> [REQUIREMENT]: Isolate every line in the records below with "manufacturer" in it.

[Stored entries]
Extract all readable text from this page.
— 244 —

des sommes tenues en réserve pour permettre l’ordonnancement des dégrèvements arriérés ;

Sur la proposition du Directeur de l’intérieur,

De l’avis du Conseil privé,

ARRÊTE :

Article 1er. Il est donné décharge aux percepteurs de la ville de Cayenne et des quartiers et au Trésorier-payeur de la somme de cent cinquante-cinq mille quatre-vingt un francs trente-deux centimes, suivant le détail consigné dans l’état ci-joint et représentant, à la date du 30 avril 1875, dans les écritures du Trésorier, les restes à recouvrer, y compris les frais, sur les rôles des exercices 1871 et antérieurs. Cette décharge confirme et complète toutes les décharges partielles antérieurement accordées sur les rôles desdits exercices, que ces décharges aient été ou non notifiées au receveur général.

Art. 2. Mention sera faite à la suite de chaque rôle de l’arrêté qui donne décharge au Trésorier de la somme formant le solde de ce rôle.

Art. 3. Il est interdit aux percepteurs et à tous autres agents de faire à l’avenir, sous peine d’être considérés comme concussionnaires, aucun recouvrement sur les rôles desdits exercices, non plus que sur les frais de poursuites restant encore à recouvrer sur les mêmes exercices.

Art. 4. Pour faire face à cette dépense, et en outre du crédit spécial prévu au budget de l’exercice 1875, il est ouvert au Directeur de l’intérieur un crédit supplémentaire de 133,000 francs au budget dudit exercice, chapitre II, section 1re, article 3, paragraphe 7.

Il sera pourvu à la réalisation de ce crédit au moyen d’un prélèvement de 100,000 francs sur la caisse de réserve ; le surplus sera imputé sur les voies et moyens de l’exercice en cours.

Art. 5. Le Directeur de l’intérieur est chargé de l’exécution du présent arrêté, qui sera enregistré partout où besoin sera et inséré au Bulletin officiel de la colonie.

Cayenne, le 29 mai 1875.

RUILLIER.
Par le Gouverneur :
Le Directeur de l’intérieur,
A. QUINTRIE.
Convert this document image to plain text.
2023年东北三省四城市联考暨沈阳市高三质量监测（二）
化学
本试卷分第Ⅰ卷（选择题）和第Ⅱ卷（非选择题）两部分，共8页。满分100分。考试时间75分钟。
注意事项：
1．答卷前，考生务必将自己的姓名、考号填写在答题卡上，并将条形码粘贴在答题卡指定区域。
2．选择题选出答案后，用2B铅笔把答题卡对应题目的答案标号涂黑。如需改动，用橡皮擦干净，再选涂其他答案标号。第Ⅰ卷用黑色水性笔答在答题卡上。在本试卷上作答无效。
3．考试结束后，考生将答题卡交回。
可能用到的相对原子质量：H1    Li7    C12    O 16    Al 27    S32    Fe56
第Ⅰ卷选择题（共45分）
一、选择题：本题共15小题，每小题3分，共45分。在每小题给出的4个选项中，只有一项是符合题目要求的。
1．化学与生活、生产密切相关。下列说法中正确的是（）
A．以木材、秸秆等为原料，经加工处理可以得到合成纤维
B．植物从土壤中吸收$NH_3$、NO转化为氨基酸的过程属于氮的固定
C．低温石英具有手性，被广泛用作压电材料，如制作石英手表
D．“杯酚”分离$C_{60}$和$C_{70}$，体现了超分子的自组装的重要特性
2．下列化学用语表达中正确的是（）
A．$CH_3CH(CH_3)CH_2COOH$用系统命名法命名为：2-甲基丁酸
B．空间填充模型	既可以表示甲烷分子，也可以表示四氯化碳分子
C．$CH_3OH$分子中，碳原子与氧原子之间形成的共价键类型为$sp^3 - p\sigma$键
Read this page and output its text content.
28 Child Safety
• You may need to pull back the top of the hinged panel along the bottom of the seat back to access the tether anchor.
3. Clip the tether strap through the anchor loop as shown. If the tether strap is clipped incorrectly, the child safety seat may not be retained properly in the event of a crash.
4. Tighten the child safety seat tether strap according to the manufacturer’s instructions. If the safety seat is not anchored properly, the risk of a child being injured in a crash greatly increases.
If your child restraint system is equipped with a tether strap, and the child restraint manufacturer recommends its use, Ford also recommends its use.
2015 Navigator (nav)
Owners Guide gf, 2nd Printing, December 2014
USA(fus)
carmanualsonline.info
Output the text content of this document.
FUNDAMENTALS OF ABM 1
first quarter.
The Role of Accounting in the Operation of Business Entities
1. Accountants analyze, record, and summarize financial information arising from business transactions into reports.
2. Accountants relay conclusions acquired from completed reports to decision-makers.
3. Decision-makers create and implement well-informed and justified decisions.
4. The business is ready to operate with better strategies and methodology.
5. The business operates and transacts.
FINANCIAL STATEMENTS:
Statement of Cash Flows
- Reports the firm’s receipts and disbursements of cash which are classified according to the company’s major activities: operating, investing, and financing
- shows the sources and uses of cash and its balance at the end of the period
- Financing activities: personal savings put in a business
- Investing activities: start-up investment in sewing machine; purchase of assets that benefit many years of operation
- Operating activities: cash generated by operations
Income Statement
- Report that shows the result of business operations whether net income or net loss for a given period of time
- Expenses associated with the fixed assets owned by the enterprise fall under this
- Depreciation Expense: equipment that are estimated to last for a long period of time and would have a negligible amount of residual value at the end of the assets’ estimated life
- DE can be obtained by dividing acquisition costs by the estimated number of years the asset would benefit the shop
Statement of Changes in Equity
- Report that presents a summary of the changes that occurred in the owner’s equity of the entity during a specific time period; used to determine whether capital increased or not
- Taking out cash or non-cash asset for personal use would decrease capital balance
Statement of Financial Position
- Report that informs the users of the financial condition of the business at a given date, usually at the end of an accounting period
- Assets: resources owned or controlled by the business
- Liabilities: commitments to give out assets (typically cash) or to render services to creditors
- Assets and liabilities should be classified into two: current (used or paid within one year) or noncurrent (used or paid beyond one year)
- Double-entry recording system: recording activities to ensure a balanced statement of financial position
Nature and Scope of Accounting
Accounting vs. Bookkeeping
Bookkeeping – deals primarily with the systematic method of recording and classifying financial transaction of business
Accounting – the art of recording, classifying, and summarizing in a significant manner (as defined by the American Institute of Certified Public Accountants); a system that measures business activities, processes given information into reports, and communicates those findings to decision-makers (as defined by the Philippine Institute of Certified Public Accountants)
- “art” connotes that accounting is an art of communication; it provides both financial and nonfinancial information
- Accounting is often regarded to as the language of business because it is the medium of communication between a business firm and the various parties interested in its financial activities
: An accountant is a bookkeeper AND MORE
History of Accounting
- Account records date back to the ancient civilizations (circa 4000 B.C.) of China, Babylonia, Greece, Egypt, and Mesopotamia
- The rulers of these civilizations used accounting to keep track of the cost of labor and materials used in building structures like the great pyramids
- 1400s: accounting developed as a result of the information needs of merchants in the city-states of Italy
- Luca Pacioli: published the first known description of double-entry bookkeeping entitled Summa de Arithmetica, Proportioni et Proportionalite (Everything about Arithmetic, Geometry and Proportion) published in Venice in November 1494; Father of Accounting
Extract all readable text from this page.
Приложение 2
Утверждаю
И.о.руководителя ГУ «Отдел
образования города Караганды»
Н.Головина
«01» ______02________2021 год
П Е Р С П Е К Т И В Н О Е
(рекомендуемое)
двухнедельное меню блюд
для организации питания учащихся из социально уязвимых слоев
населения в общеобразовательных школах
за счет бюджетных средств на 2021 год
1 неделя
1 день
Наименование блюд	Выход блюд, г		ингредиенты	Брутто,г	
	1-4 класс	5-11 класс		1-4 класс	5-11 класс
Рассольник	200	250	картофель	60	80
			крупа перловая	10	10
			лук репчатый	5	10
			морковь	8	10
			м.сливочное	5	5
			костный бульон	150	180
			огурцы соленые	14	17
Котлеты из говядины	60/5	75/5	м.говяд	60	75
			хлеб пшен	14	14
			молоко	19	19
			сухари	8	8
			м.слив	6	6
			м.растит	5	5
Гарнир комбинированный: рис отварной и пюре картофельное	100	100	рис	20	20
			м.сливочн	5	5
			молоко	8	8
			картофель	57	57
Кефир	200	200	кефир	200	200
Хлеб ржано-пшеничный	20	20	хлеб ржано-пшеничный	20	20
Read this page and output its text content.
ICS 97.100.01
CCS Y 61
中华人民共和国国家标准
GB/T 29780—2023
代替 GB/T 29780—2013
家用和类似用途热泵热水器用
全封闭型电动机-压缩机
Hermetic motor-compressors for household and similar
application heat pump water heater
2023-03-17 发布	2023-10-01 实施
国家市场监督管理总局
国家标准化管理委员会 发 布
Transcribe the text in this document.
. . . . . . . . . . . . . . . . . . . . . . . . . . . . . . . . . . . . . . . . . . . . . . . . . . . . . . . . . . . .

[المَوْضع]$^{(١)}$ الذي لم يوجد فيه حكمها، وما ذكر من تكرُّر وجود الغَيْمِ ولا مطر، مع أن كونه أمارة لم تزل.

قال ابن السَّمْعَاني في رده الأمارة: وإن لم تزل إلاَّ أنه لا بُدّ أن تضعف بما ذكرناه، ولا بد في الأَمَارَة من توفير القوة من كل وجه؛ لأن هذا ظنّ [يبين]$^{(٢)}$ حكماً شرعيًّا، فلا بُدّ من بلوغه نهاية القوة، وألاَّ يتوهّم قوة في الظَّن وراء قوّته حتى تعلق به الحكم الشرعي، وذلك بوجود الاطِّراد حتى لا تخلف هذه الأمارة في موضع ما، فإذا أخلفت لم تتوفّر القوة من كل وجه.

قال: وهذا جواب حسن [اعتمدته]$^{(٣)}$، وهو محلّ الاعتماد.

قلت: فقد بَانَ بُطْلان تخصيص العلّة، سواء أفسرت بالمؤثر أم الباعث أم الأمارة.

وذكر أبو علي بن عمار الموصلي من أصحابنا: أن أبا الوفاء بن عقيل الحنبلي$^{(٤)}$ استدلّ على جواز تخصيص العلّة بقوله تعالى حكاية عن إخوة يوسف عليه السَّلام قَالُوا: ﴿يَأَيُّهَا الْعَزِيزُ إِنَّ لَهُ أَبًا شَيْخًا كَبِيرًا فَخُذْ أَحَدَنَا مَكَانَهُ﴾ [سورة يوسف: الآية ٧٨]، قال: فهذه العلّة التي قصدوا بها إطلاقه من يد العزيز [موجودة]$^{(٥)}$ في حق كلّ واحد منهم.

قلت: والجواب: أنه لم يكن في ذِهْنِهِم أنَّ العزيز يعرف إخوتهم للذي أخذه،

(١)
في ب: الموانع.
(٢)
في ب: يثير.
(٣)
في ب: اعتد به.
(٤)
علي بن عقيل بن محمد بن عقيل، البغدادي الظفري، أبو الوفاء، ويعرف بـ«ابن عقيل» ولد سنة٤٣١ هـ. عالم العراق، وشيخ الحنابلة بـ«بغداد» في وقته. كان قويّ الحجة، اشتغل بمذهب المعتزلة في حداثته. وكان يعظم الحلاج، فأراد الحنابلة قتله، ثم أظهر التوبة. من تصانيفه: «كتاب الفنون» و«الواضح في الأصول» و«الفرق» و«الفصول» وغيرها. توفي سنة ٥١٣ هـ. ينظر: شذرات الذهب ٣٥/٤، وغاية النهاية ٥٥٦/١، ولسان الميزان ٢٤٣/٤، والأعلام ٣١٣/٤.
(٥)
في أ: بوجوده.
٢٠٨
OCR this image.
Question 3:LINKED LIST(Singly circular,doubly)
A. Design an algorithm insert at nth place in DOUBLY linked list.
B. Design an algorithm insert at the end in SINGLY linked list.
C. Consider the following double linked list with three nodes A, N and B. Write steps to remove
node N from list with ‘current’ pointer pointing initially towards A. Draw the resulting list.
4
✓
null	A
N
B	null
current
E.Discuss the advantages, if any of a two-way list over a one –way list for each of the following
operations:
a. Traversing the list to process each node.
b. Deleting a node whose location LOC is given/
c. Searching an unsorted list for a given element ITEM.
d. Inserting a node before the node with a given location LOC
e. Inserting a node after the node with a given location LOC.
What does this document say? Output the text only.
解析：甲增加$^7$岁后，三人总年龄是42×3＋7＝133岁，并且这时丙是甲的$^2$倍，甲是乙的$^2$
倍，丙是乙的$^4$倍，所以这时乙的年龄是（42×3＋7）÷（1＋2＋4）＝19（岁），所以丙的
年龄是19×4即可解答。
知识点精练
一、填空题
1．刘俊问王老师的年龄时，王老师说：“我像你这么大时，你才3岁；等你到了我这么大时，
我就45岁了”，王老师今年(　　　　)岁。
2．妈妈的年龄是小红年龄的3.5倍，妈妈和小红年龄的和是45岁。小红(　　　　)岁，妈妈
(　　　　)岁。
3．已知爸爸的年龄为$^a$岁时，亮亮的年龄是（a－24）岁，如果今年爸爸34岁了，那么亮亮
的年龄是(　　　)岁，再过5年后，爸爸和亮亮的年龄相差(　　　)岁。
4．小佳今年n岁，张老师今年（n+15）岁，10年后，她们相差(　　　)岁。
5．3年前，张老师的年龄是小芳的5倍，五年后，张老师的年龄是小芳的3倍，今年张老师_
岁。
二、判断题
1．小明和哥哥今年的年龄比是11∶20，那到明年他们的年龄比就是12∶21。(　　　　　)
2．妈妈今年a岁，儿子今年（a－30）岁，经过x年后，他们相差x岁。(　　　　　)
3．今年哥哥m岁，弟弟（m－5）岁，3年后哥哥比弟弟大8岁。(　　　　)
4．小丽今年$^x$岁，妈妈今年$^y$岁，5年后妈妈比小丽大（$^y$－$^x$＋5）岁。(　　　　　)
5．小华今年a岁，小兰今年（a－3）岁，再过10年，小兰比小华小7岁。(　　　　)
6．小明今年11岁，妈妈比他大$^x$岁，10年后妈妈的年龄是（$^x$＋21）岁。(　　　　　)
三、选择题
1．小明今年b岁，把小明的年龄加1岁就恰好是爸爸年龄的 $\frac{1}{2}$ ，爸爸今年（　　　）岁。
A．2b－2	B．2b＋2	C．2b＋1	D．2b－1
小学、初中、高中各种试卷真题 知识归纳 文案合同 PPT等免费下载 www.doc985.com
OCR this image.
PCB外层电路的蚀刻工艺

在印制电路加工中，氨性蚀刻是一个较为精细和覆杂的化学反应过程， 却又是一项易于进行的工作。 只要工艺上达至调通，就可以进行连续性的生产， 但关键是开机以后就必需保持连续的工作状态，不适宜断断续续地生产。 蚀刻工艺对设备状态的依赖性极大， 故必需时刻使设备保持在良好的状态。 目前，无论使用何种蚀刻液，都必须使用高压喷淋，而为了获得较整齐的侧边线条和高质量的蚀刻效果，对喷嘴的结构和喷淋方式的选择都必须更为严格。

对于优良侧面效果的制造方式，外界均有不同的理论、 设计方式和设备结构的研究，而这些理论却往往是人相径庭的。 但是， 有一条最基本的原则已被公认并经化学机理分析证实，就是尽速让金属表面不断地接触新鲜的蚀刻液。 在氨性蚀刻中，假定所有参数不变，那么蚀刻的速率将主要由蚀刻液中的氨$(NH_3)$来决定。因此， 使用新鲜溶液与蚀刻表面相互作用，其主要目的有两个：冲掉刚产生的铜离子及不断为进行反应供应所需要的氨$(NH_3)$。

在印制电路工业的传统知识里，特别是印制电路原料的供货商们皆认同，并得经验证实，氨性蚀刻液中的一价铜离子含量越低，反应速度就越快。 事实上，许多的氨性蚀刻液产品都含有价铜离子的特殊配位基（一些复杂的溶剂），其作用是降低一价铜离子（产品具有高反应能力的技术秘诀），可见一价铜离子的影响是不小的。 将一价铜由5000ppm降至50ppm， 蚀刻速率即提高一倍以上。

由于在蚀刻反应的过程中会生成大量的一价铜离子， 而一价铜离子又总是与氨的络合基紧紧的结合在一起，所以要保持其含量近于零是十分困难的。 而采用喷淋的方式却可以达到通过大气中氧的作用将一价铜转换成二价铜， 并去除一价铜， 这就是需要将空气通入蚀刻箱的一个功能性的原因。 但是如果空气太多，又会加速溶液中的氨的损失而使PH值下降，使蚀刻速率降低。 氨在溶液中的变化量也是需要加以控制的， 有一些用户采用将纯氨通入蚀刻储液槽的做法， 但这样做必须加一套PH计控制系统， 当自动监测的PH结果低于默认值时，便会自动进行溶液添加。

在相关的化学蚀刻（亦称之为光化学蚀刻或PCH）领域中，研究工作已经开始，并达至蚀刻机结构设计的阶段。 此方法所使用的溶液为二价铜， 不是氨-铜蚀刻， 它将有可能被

> [ANSWER BELOW]:
4. Tighten the child safety seat tether strap according to the manufacturer’s instructions. If the safety seat is not anchored properly, the risk of a child being injured in a crash greatly increases.
If your child restraint system is equipped with a tether strap, and the child restraint manufacturer recommends its use, Ford also recommends its use.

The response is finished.